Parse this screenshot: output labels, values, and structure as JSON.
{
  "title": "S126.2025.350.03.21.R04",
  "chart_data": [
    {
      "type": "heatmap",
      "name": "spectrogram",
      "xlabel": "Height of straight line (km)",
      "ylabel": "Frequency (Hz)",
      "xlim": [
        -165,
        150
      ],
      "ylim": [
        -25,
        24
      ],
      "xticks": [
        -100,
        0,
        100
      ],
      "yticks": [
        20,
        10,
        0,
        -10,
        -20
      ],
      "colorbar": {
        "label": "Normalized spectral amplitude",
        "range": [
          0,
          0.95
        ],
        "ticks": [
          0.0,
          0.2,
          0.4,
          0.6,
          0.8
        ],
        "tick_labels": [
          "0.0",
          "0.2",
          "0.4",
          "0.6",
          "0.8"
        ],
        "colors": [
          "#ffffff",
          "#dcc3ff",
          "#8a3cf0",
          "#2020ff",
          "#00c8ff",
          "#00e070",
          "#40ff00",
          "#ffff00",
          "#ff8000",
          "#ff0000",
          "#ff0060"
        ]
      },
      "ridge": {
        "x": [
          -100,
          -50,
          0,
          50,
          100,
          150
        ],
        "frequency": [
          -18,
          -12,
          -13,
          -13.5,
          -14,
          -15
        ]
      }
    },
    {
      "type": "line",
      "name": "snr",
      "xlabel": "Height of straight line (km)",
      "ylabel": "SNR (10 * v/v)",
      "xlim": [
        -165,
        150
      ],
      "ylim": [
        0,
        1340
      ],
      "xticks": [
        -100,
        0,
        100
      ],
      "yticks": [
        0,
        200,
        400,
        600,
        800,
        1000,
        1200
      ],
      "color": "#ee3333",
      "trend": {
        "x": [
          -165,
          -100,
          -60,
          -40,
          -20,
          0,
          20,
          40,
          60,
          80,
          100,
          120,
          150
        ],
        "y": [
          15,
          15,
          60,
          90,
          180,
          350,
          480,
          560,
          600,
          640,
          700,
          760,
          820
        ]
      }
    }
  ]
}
------------
◆ GOAL OF THE EXERCISE:
The lines above should be duplicated exactly.

◆ RESPONSE TO THIS TASK:
Parse this screenshot: output labels, values, and structure as JSON.
{
  "title": "S126.2025.350.03.21.R04",
  "chart_data": [
    {
      "type": "heatmap",
      "name": "spectrogram",
      "xlabel": "Height of straight line (km)",
      "ylabel": "Frequency (Hz)",
      "xlim": [
        -165,
        150
      ],
      "ylim": [
        -25,
        24
      ],
      "xticks": [
        -100,
        0,
        100
      ],
      "yticks": [
        20,
        10,
        0,
        -10,
        -20
      ],
      "colorbar": {
        "label": "Normalized spectral amplitude",
        "range": [
          0,
          0.95
        ],
        "ticks": [
          0.0,
          0.2,
          0.4,
          0.6,
          0.8
        ],
        "tick_labels": [
          "0.0",
          "0.2",
          "0.4",
          "0.6",
          "0.8"
        ],
        "colors": [
          "#ffffff",
          "#dcc3ff",
          "#8a3cf0",
          "#2020ff",
          "#00c8ff",
          "#00e070",
          "#40ff00",
          "#ffff00",
          "#ff8000",
          "#ff0000",
          "#ff0060"
        ]
      },
      "ridge": {
        "x": [
          -100,
          -50,
          0,
          50,
          100,
          150
        ],
        "frequency": [
          -18,
          -12,
          -13,
          -13.5,
          -14,
          -15
        ]
      }
    },
    {
      "type": "line",
      "name": "snr",
      "xlabel": "Height of straight line (km)",
      "ylabel": "SNR (10 * v/v)",
      "xlim": [
        -165,
        150
      ],
      "ylim": [
        0,
        1340
      ],
      "xticks": [
        -100,
        0,
        100
      ],
      "yticks": [
        0,
        200,
        400,
        600,
        800,
        1000,
        1200
      ],
      "color": "#ee3333",
      "trend": {
        "x": [
          -165,
          -100,
          -60,
          -40,
          -20,
          0,
          20,
          40,
          60,
          80,
          100,
          120,
          150
        ],
        "y": [
          15,
          15,
          60,
          90,
          180,
          350,
          480,
          560,
          600,
          640,
          700,
          760,
          820
        ]
      }
    }
  ]
}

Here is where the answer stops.